■ The exercise: Extract the text of each entry below exactly, leaving every image behind.

■ Data section:
┄┄┄┄┄┄┄┄┄┄
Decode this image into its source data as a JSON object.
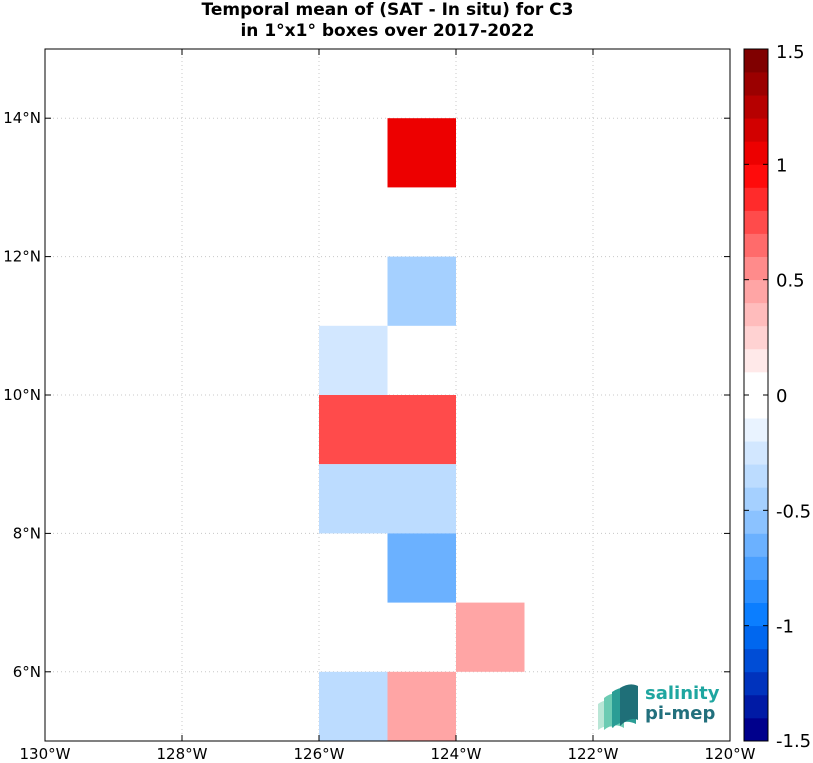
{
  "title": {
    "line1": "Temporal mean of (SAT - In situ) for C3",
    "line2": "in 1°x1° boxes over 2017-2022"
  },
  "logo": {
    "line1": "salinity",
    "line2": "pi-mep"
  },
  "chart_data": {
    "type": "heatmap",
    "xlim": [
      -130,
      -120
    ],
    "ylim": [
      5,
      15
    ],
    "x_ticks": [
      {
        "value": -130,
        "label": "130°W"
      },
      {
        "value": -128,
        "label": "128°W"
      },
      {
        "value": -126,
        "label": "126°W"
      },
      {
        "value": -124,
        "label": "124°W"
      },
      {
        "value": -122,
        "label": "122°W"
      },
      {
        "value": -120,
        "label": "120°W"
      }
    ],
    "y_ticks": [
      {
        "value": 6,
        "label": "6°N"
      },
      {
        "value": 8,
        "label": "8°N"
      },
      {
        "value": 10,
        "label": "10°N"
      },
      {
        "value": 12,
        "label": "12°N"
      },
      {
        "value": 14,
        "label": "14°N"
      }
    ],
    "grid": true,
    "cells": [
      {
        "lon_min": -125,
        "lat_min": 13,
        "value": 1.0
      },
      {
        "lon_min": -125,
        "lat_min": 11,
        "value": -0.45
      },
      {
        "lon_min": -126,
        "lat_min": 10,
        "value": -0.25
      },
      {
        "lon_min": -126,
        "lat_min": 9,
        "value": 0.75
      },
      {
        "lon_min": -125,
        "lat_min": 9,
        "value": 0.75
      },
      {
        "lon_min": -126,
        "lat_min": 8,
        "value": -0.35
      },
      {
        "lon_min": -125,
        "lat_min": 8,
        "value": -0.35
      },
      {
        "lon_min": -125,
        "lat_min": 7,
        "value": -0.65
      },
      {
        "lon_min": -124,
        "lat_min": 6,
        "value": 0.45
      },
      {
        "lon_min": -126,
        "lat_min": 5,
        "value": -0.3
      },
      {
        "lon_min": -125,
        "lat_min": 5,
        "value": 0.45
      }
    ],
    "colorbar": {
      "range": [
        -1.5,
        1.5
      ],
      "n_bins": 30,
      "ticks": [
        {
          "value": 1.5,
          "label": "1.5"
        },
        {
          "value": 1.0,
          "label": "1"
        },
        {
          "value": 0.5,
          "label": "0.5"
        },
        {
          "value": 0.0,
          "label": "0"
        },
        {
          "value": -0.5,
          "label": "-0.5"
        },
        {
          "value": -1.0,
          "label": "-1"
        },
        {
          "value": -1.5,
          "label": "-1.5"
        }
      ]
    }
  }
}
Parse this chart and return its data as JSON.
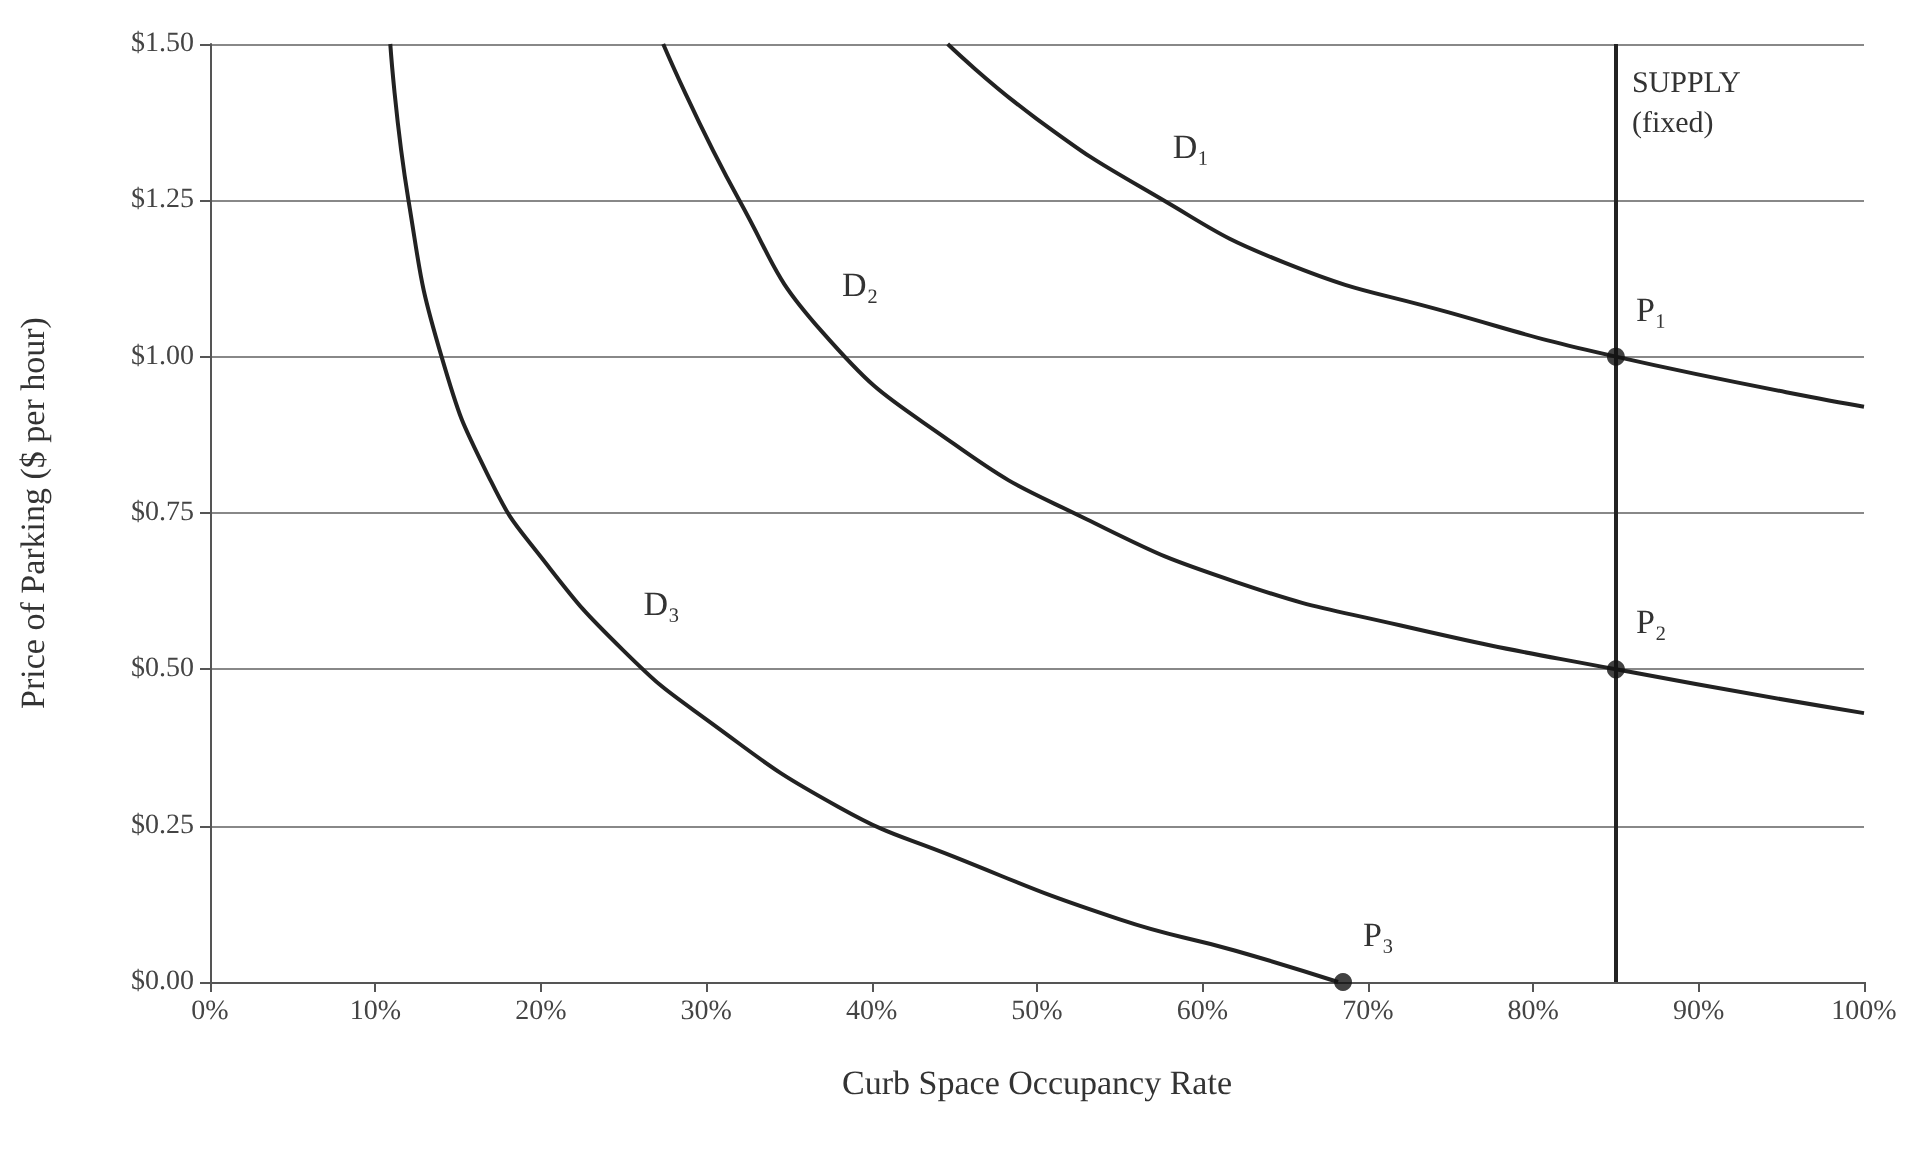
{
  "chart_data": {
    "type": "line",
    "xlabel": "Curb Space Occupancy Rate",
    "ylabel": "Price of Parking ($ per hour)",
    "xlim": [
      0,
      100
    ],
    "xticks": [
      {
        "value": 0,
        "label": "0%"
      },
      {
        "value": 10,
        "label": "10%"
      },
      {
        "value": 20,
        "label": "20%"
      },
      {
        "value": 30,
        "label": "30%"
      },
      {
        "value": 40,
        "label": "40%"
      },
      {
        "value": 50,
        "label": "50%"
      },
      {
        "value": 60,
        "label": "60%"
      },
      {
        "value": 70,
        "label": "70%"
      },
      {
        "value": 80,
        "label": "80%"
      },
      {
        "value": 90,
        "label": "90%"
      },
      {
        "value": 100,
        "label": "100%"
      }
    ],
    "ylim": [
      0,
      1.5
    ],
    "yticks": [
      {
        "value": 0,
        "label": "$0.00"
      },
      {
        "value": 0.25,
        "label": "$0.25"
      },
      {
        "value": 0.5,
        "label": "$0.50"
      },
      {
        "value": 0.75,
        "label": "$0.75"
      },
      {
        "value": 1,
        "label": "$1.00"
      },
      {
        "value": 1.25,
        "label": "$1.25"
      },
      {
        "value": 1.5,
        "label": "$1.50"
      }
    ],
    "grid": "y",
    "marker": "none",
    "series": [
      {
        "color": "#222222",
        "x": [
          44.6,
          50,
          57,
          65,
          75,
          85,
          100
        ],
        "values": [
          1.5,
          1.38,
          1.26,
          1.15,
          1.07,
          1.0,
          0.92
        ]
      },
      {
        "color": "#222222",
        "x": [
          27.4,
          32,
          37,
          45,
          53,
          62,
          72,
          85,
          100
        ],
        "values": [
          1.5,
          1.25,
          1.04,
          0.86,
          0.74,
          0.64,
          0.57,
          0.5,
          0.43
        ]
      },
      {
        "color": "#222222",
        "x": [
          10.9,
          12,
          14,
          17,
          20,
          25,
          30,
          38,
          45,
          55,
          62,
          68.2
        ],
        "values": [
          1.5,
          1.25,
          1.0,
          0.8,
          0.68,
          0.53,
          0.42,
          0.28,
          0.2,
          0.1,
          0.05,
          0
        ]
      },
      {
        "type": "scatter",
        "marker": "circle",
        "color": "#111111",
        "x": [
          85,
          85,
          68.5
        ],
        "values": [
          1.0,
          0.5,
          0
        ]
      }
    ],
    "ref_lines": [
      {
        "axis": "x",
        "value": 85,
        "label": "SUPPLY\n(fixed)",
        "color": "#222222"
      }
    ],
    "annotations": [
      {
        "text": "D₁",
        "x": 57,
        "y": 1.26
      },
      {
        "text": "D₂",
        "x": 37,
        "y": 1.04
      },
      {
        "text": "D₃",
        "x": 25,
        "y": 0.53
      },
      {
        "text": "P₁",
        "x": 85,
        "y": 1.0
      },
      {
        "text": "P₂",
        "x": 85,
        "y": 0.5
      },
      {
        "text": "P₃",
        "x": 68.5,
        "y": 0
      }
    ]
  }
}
┄┄┄┄┄┄┄┄┄┄
■ Reply:
Decode this image into its source data as a JSON object.
{
  "title": {
    "line1": "Temporal mean of (SAT - In situ) for C3",
    "line2": "in 1°x1° boxes over 2017-2022"
  },
  "logo": {
    "line1": "salinity",
    "line2": "pi-mep"
  },
  "chart_data": {
    "type": "heatmap",
    "xlim": [
      -130,
      -120
    ],
    "ylim": [
      5,
      15
    ],
    "x_ticks": [
      {
        "value": -130,
        "label": "130°W"
      },
      {
        "value": -128,
        "label": "128°W"
      },
      {
        "value": -126,
        "label": "126°W"
      },
      {
        "value": -124,
        "label": "124°W"
      },
      {
        "value": -122,
        "label": "122°W"
      },
      {
        "value": -120,
        "label": "120°W"
      }
    ],
    "y_ticks": [
      {
        "value": 6,
        "label": "6°N"
      },
      {
        "value": 8,
        "label": "8°N"
      },
      {
        "value": 10,
        "label": "10°N"
      },
      {
        "value": 12,
        "label": "12°N"
      },
      {
        "value": 14,
        "label": "14°N"
      }
    ],
    "grid": true,
    "cells": [
      {
        "lon_min": -125,
        "lat_min": 13,
        "value": 1.0
      },
      {
        "lon_min": -125,
        "lat_min": 11,
        "value": -0.45
      },
      {
        "lon_min": -126,
        "lat_min": 10,
        "value": -0.25
      },
      {
        "lon_min": -126,
        "lat_min": 9,
        "value": 0.75
      },
      {
        "lon_min": -125,
        "lat_min": 9,
        "value": 0.75
      },
      {
        "lon_min": -126,
        "lat_min": 8,
        "value": -0.35
      },
      {
        "lon_min": -125,
        "lat_min": 8,
        "value": -0.35
      },
      {
        "lon_min": -125,
        "lat_min": 7,
        "value": -0.65
      },
      {
        "lon_min": -124,
        "lat_min": 6,
        "value": 0.45
      },
      {
        "lon_min": -126,
        "lat_min": 5,
        "value": -0.3
      },
      {
        "lon_min": -125,
        "lat_min": 5,
        "value": 0.45
      }
    ],
    "colorbar": {
      "range": [
        -1.5,
        1.5
      ],
      "n_bins": 30,
      "ticks": [
        {
          "value": 1.5,
          "label": "1.5"
        },
        {
          "value": 1.0,
          "label": "1"
        },
        {
          "value": 0.5,
          "label": "0.5"
        },
        {
          "value": 0.0,
          "label": "0"
        },
        {
          "value": -0.5,
          "label": "-0.5"
        },
        {
          "value": -1.0,
          "label": "-1"
        },
        {
          "value": -1.5,
          "label": "-1.5"
        }
      ]
    }
  }
}
Parse this chart and return its data as JSON.
{
  "chart_data": {
    "type": "line",
    "xlabel": "Curb Space Occupancy Rate",
    "ylabel": "Price of Parking ($ per hour)",
    "xlim": [
      0,
      100
    ],
    "xticks": [
      {
        "value": 0,
        "label": "0%"
      },
      {
        "value": 10,
        "label": "10%"
      },
      {
        "value": 20,
        "label": "20%"
      },
      {
        "value": 30,
        "label": "30%"
      },
      {
        "value": 40,
        "label": "40%"
      },
      {
        "value": 50,
        "label": "50%"
      },
      {
        "value": 60,
        "label": "60%"
      },
      {
        "value": 70,
        "label": "70%"
      },
      {
        "value": 80,
        "label": "80%"
      },
      {
        "value": 90,
        "label": "90%"
      },
      {
        "value": 100,
        "label": "100%"
      }
    ],
    "ylim": [
      0,
      1.5
    ],
    "yticks": [
      {
        "value": 0,
        "label": "$0.00"
      },
      {
        "value": 0.25,
        "label": "$0.25"
      },
      {
        "value": 0.5,
        "label": "$0.50"
      },
      {
        "value": 0.75,
        "label": "$0.75"
      },
      {
        "value": 1,
        "label": "$1.00"
      },
      {
        "value": 1.25,
        "label": "$1.25"
      },
      {
        "value": 1.5,
        "label": "$1.50"
      }
    ],
    "grid": "y",
    "marker": "none",
    "series": [
      {
        "color": "#222222",
        "x": [
          44.6,
          50,
          57,
          65,
          75,
          85,
          100
        ],
        "values": [
          1.5,
          1.38,
          1.26,
          1.15,
          1.07,
          1.0,
          0.92
        ]
      },
      {
        "color": "#222222",
        "x": [
          27.4,
          32,
          37,
          45,
          53,
          62,
          72,
          85,
          100
        ],
        "values": [
          1.5,
          1.25,
          1.04,
          0.86,
          0.74,
          0.64,
          0.57,
          0.5,
          0.43
        ]
      },
      {
        "color": "#222222",
        "x": [
          10.9,
          12,
          14,
          17,
          20,
          25,
          30,
          38,
          45,
          55,
          62,
          68.2
        ],
        "values": [
          1.5,
          1.25,
          1.0,
          0.8,
          0.68,
          0.53,
          0.42,
          0.28,
          0.2,
          0.1,
          0.05,
          0
        ]
      },
      {
        "type": "scatter",
        "marker": "circle",
        "color": "#111111",
        "x": [
          85,
          85,
          68.5
        ],
        "values": [
          1.0,
          0.5,
          0
        ]
      }
    ],
    "ref_lines": [
      {
        "axis": "x",
        "value": 85,
        "label": "SUPPLY\n(fixed)",
        "color": "#222222"
      }
    ],
    "annotations": [
      {
        "text": "D₁",
        "x": 57,
        "y": 1.26
      },
      {
        "text": "D₂",
        "x": 37,
        "y": 1.04
      },
      {
        "text": "D₃",
        "x": 25,
        "y": 0.53
      },
      {
        "text": "P₁",
        "x": 85,
        "y": 1.0
      },
      {
        "text": "P₂",
        "x": 85,
        "y": 0.5
      },
      {
        "text": "P₃",
        "x": 68.5,
        "y": 0
      }
    ]
  }
}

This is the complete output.